What the task requires:
Rewrite the listing below, substituting "interface element" for "UI component" and keeping everything else unchanged. Omit the picture from your answer.

[Data items]

•••

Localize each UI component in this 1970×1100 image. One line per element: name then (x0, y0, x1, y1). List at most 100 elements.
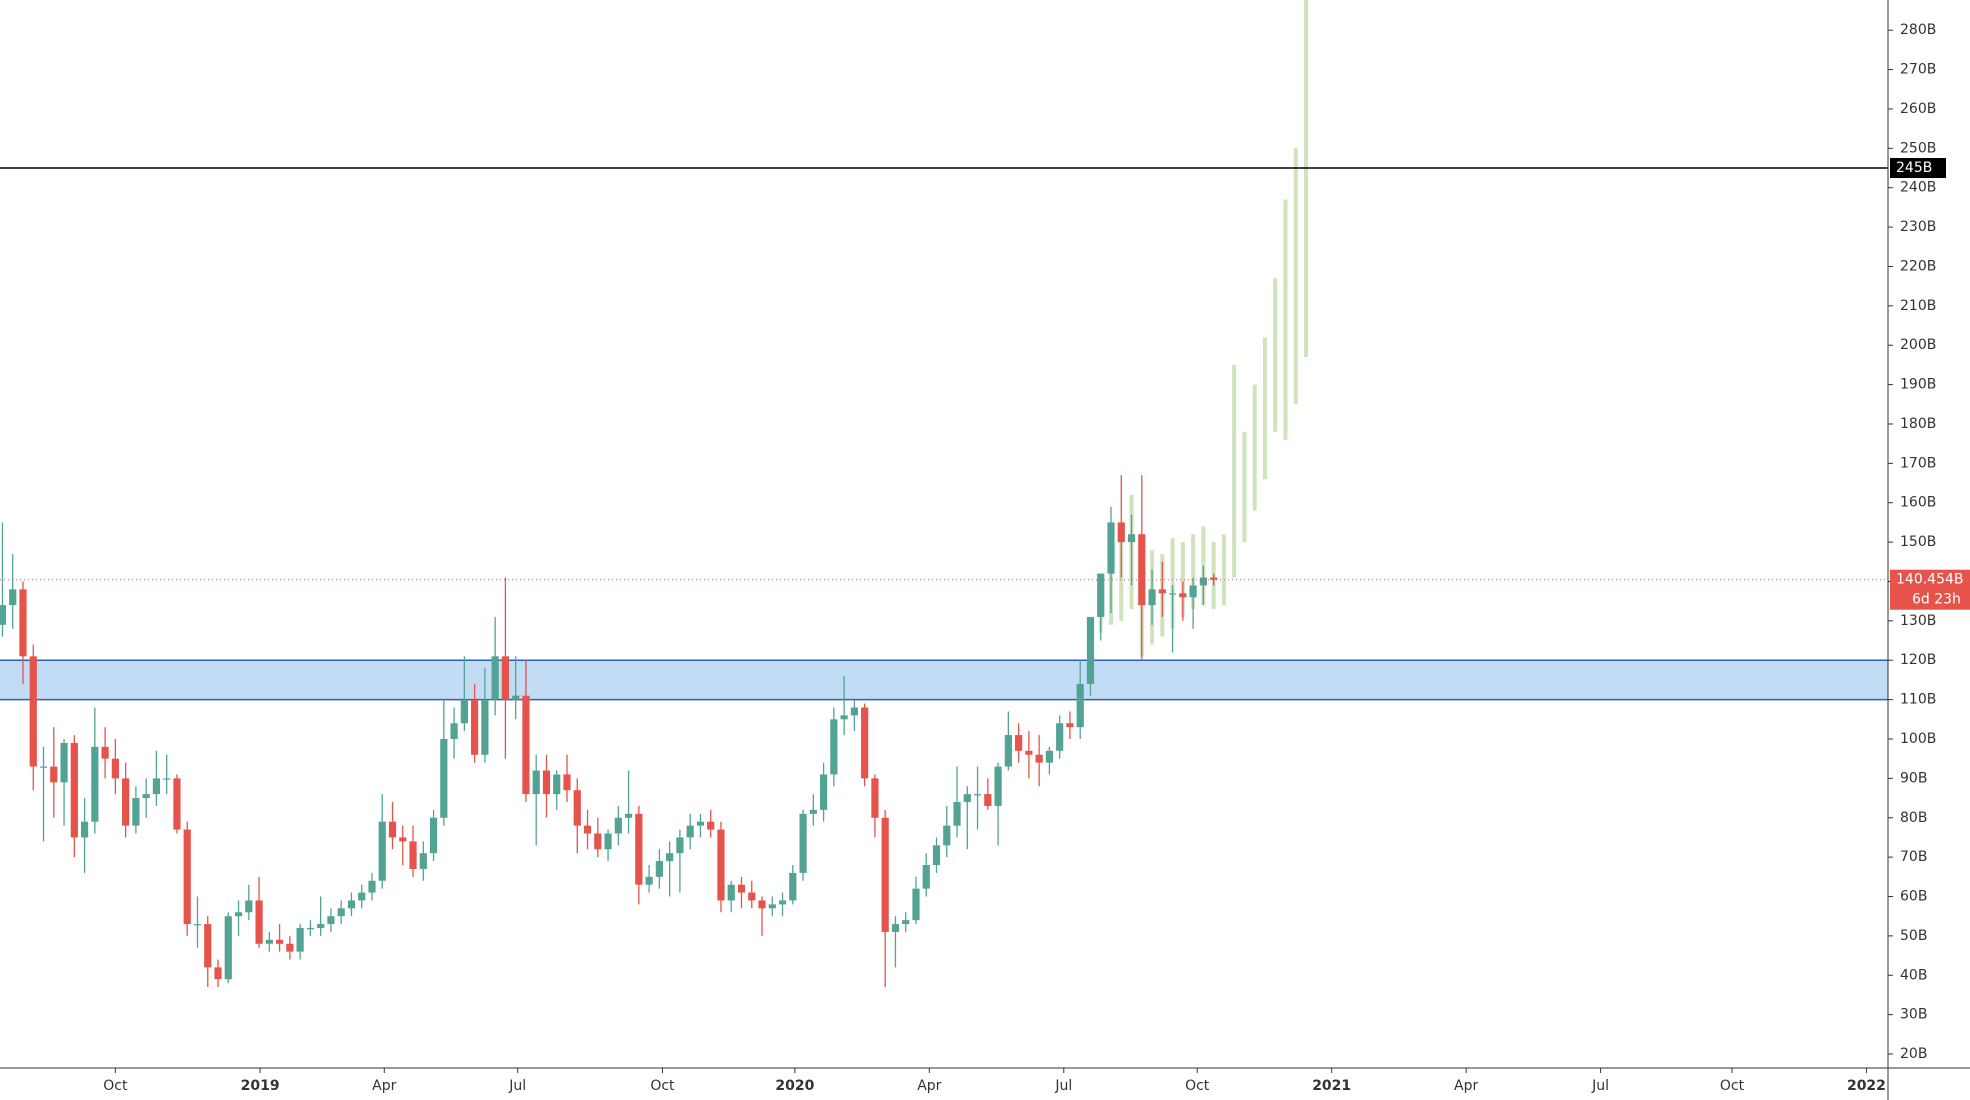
y-tick-label: 240B (1900, 180, 1936, 196)
y-tick-label: 50B (1900, 928, 1927, 944)
candle-body (1004, 735, 1012, 767)
candle-body (522, 695, 530, 795)
projection-bar (1221, 534, 1226, 606)
projection-bar (1191, 534, 1196, 610)
candle-body (1045, 750, 1054, 763)
candle-body (1086, 616, 1095, 684)
y-tick-label: 160B (1900, 495, 1936, 511)
candle-body (758, 900, 766, 909)
candle-body (1158, 589, 1166, 594)
candle-body (820, 774, 828, 810)
candle-body (214, 967, 222, 980)
candle-body (1097, 573, 1105, 617)
candle-body (491, 656, 499, 700)
candle-body (337, 908, 345, 917)
candle-body (204, 924, 212, 968)
candle-body (142, 794, 150, 799)
candle-body (306, 928, 314, 930)
candle-body (50, 766, 58, 783)
projection-bar (1293, 148, 1298, 405)
candle-body (0, 605, 7, 625)
candle-body (1035, 754, 1043, 763)
candle-body (707, 821, 715, 830)
y-tick-label: 170B (1900, 455, 1936, 471)
projection-bar (1170, 538, 1175, 629)
candle-body (265, 939, 273, 944)
x-tick-label: Oct (1185, 1078, 1210, 1094)
candle-body (1148, 589, 1156, 606)
y-tick-label: 40B (1900, 967, 1927, 983)
candle-body (809, 809, 817, 814)
countdown-label: 6d 23h (1912, 592, 1961, 608)
y-tick-label: 260B (1900, 101, 1936, 117)
candle-body (1179, 593, 1187, 598)
candle-body (111, 758, 119, 779)
candle-body (173, 778, 181, 830)
y-tick-label: 230B (1900, 219, 1936, 235)
candle-body (224, 916, 232, 980)
candle-body (296, 928, 304, 952)
candle-body (460, 699, 468, 724)
candle-body (450, 723, 458, 739)
candle-body (409, 841, 417, 869)
candle-body (563, 774, 571, 791)
candle-body (275, 939, 284, 944)
candle-body (614, 817, 622, 834)
projection-bar (1283, 199, 1288, 440)
x-tick-label: Jul (508, 1078, 526, 1094)
candle-body (419, 853, 427, 869)
y-tick-label: 110B (1900, 692, 1936, 708)
candle-body (91, 746, 99, 822)
x-tick-label: 2022 (1847, 1078, 1886, 1094)
candle-body (737, 884, 746, 893)
candle-body (501, 656, 510, 700)
x-tick-label: Jul (1054, 1078, 1072, 1094)
x-tick-label: Oct (650, 1078, 675, 1094)
y-tick-label: 100B (1900, 731, 1936, 747)
candle-body (471, 699, 479, 755)
y-tick-label: 30B (1900, 1007, 1927, 1023)
y-tick-label: 120B (1900, 652, 1936, 668)
candle-body (542, 770, 551, 795)
candle-body (39, 766, 48, 768)
candle-body (9, 589, 17, 606)
candle-body (245, 900, 253, 913)
candle-body (984, 794, 992, 806)
candle-body (1066, 723, 1074, 728)
candle-body (1168, 593, 1177, 595)
candle-body (152, 778, 161, 795)
candle-body (1138, 534, 1146, 606)
candle-body (963, 794, 971, 803)
candle-body (912, 888, 920, 921)
candle-body (748, 892, 756, 901)
y-tick-label: 270B (1900, 62, 1936, 78)
y-tick-label: 20B (1900, 1046, 1927, 1062)
x-tick-label: Oct (103, 1078, 128, 1094)
candle-body (429, 817, 438, 854)
candle-body (60, 742, 68, 783)
y-tick-label: 200B (1900, 337, 1936, 353)
y-tick-label: 180B (1900, 416, 1936, 432)
support-zone (0, 660, 1888, 700)
candle-body (1189, 585, 1197, 598)
projection-bar (1242, 431, 1247, 543)
candle-body (101, 746, 109, 759)
candle-body (19, 589, 27, 657)
candle-body (29, 656, 37, 767)
candle-body (1076, 683, 1084, 728)
candle-body (70, 742, 78, 838)
x-tick-label: Apr (372, 1078, 396, 1094)
candle-body (850, 707, 858, 716)
candle-body (655, 861, 663, 877)
y-tick-label: 60B (1900, 889, 1927, 905)
candle-body (624, 813, 633, 818)
x-tick-label: Jul (1591, 1078, 1609, 1094)
candle-body (1127, 534, 1136, 543)
candle-body (666, 853, 674, 862)
candle-body (347, 900, 356, 909)
last-price-label: 140.454B (1896, 572, 1964, 588)
x-tick-label: Apr (1454, 1078, 1478, 1094)
projection-bar (1262, 337, 1267, 480)
candle-body (80, 821, 89, 838)
candle-body (255, 900, 263, 944)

•••

Completed task:
Localize each interface element in this 1970×1100 image. One line per element: name then (x0, y0, x1, y1). List at most 100 elements.
y-tick-label: 240B (1900, 180, 1936, 196)
y-tick-label: 50B (1900, 928, 1927, 944)
candle-body (1004, 735, 1012, 767)
candle-body (522, 695, 530, 795)
projection-bar (1221, 534, 1226, 606)
projection-bar (1191, 534, 1196, 610)
candle-body (1045, 750, 1054, 763)
candle-body (1086, 616, 1095, 684)
y-tick-label: 160B (1900, 495, 1936, 511)
candle-body (758, 900, 766, 909)
candle-body (1158, 589, 1166, 594)
candle-body (820, 774, 828, 810)
candle-body (214, 967, 222, 980)
candle-body (1097, 573, 1105, 617)
candle-body (491, 656, 499, 700)
candle-body (337, 908, 345, 917)
candle-body (204, 924, 212, 968)
candle-body (142, 794, 150, 799)
candle-body (306, 928, 314, 930)
candle-body (50, 766, 58, 783)
projection-bar (1293, 148, 1298, 405)
candle-body (0, 605, 7, 625)
candle-body (1035, 754, 1043, 763)
candle-body (707, 821, 715, 830)
y-tick-label: 170B (1900, 455, 1936, 471)
projection-bar (1170, 538, 1175, 629)
candle-body (265, 939, 273, 944)
x-tick-label: Oct (1185, 1078, 1210, 1094)
candle-body (1148, 589, 1156, 606)
y-tick-label: 40B (1900, 967, 1927, 983)
candle-body (809, 809, 817, 814)
countdown-label: 6d 23h (1912, 592, 1961, 608)
y-tick-label: 260B (1900, 101, 1936, 117)
candle-body (1179, 593, 1187, 598)
candle-body (111, 758, 119, 779)
candle-body (173, 778, 181, 830)
y-tick-label: 230B (1900, 219, 1936, 235)
candle-body (224, 916, 232, 980)
candle-body (296, 928, 304, 952)
candle-body (460, 699, 468, 724)
candle-body (450, 723, 458, 739)
candle-body (409, 841, 417, 869)
candle-body (563, 774, 571, 791)
candle-body (275, 939, 284, 944)
candle-body (614, 817, 622, 834)
projection-bar (1283, 199, 1288, 440)
x-tick-label: Jul (508, 1078, 526, 1094)
candle-body (419, 853, 427, 869)
y-tick-label: 110B (1900, 692, 1936, 708)
candle-body (91, 746, 99, 822)
x-tick-label: 2022 (1847, 1078, 1886, 1094)
candle-body (737, 884, 746, 893)
candle-body (501, 656, 510, 700)
x-tick-label: Jul (1054, 1078, 1072, 1094)
x-tick-label: Oct (650, 1078, 675, 1094)
y-tick-label: 100B (1900, 731, 1936, 747)
candle-body (471, 699, 479, 755)
y-tick-label: 30B (1900, 1007, 1927, 1023)
y-tick-label: 120B (1900, 652, 1936, 668)
candle-body (542, 770, 551, 795)
candle-body (39, 766, 48, 768)
candle-body (9, 589, 17, 606)
candle-body (245, 900, 253, 913)
candle-body (984, 794, 992, 806)
candle-body (1066, 723, 1074, 728)
candle-body (1168, 593, 1177, 595)
candle-body (152, 778, 161, 795)
candle-body (1138, 534, 1146, 606)
candle-body (963, 794, 971, 803)
candle-body (912, 888, 920, 921)
candle-body (748, 892, 756, 901)
y-tick-label: 270B (1900, 62, 1936, 78)
y-tick-label: 20B (1900, 1046, 1927, 1062)
x-tick-label: Oct (103, 1078, 128, 1094)
candle-body (429, 817, 438, 854)
candle-body (60, 742, 68, 783)
y-tick-label: 200B (1900, 337, 1936, 353)
y-tick-label: 180B (1900, 416, 1936, 432)
support-zone (0, 660, 1888, 700)
candle-body (1189, 585, 1197, 598)
projection-bar (1242, 431, 1247, 543)
candle-body (101, 746, 109, 759)
candle-body (19, 589, 27, 657)
candle-body (29, 656, 37, 767)
candle-body (1076, 683, 1084, 728)
candle-body (70, 742, 78, 838)
x-tick-label: Apr (372, 1078, 396, 1094)
candle-body (850, 707, 858, 716)
candle-body (655, 861, 663, 877)
y-tick-label: 60B (1900, 889, 1927, 905)
candle-body (624, 813, 633, 818)
x-tick-label: Jul (1591, 1078, 1609, 1094)
candle-body (1127, 534, 1136, 543)
candle-body (666, 853, 674, 862)
candle-body (347, 900, 356, 909)
last-price-label: 140.454B (1896, 572, 1964, 588)
x-tick-label: Apr (1454, 1078, 1478, 1094)
projection-bar (1262, 337, 1267, 480)
candle-body (80, 821, 89, 838)
candle-body (255, 900, 263, 944)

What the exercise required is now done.